_Work item_
Below are records to repeat exactly. Omit the pictures from the copy.

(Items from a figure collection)
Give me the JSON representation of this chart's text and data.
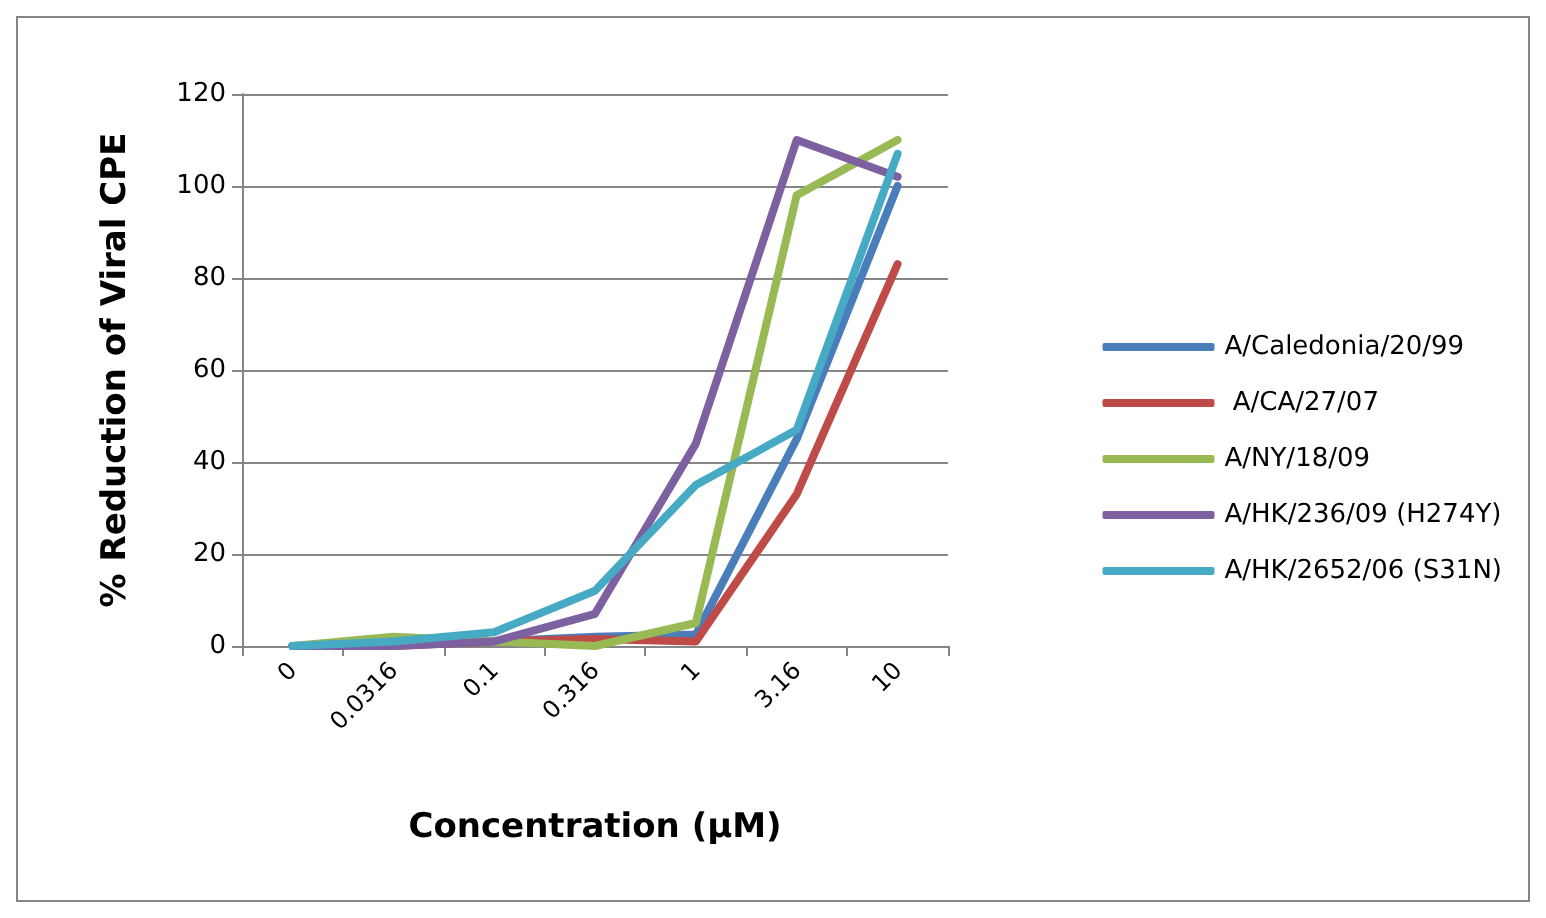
{
  "chart_data": {
    "type": "line",
    "xlabel": "Concentration (µM)",
    "ylabel": "% Reduction of Viral CPE",
    "categories": [
      "0",
      "0.0316",
      "0.1",
      "0.316",
      "1",
      "3.16",
      "10"
    ],
    "ylim": [
      0,
      120
    ],
    "yticks": [
      0,
      20,
      40,
      60,
      80,
      100,
      120
    ],
    "grid": "y",
    "legend": "right",
    "marker": "none",
    "line_style": "solid",
    "series": [
      {
        "name": "A/Caledonia/20/99",
        "color": "#4a7ebb",
        "values": [
          0,
          0.5,
          1,
          2,
          2.5,
          45,
          100
        ]
      },
      {
        "name": " A/CA/27/07",
        "color": "#be4b48",
        "values": [
          0,
          0,
          1,
          1.5,
          1,
          33,
          83
        ]
      },
      {
        "name": "A/NY/18/09",
        "color": "#98b954",
        "values": [
          0,
          2,
          1,
          0,
          5,
          98,
          110
        ]
      },
      {
        "name": "A/HK/236/09 (H274Y)",
        "color": "#7d60a0",
        "values": [
          0,
          0,
          1,
          7,
          44,
          110,
          102
        ]
      },
      {
        "name": "A/HK/2652/06 (S31N)",
        "color": "#46aac5",
        "values": [
          0,
          1,
          3,
          12,
          35,
          47,
          107
        ]
      }
    ]
  }
}
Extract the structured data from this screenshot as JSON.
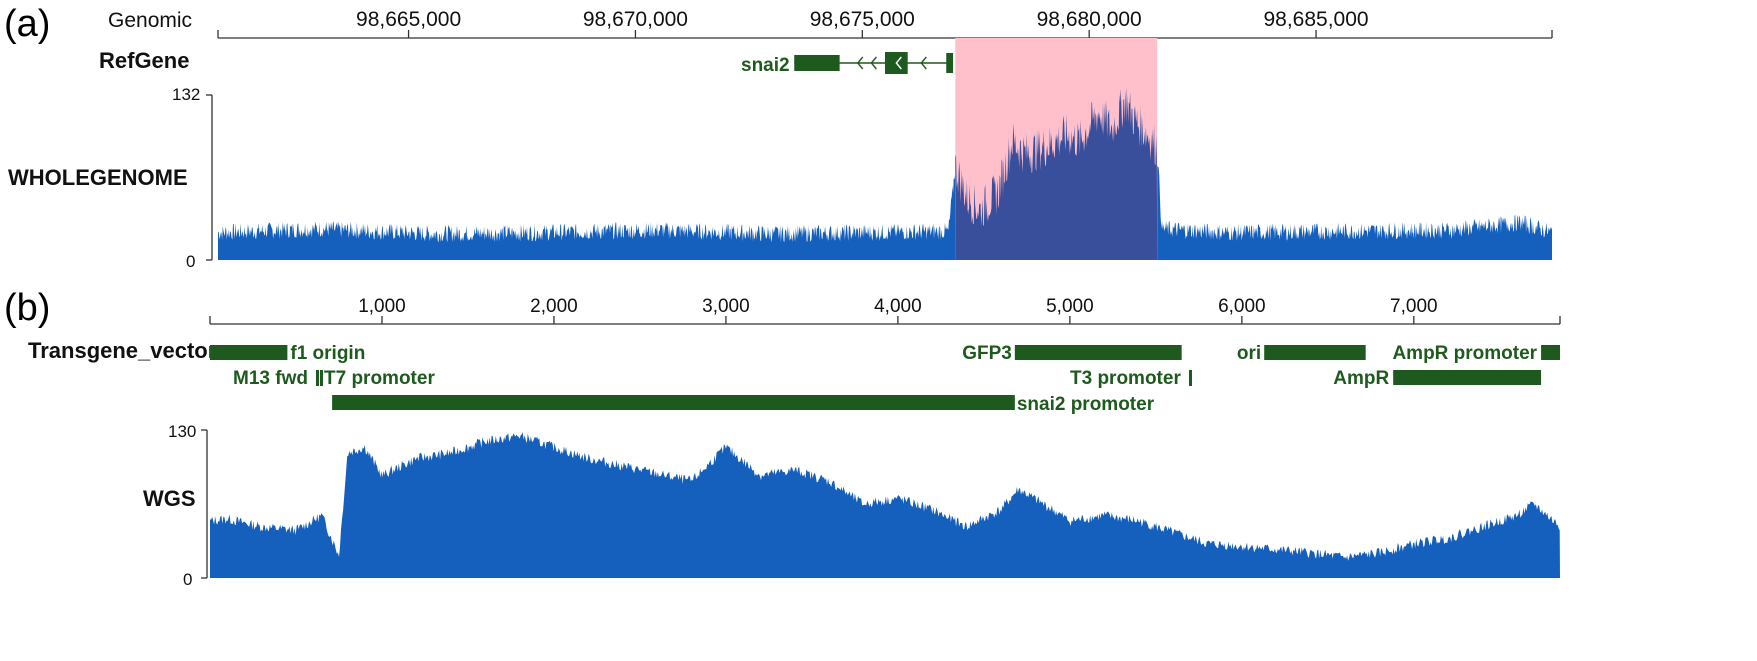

_Response box_
Give me the JSON representation of this chart's text and data.
{
  "chart_data": {
    "type": "line",
    "xlabel": "Concentration (µM)",
    "ylabel": "% Reduction of Viral CPE",
    "categories": [
      "0",
      "0.0316",
      "0.1",
      "0.316",
      "1",
      "3.16",
      "10"
    ],
    "ylim": [
      0,
      120
    ],
    "yticks": [
      0,
      20,
      40,
      60,
      80,
      100,
      120
    ],
    "grid": "y",
    "legend": "right",
    "marker": "none",
    "line_style": "solid",
    "series": [
      {
        "name": "A/Caledonia/20/99",
        "color": "#4a7ebb",
        "values": [
          0,
          0.5,
          1,
          2,
          2.5,
          45,
          100
        ]
      },
      {
        "name": " A/CA/27/07",
        "color": "#be4b48",
        "values": [
          0,
          0,
          1,
          1.5,
          1,
          33,
          83
        ]
      },
      {
        "name": "A/NY/18/09",
        "color": "#98b954",
        "values": [
          0,
          2,
          1,
          0,
          5,
          98,
          110
        ]
      },
      {
        "name": "A/HK/236/09 (H274Y)",
        "color": "#7d60a0",
        "values": [
          0,
          0,
          1,
          7,
          44,
          110,
          102
        ]
      },
      {
        "name": "A/HK/2652/06 (S31N)",
        "color": "#46aac5",
        "values": [
          0,
          1,
          3,
          12,
          35,
          47,
          107
        ]
      }
    ]
  }
}
Extract the structured data from this screenshot as JSON.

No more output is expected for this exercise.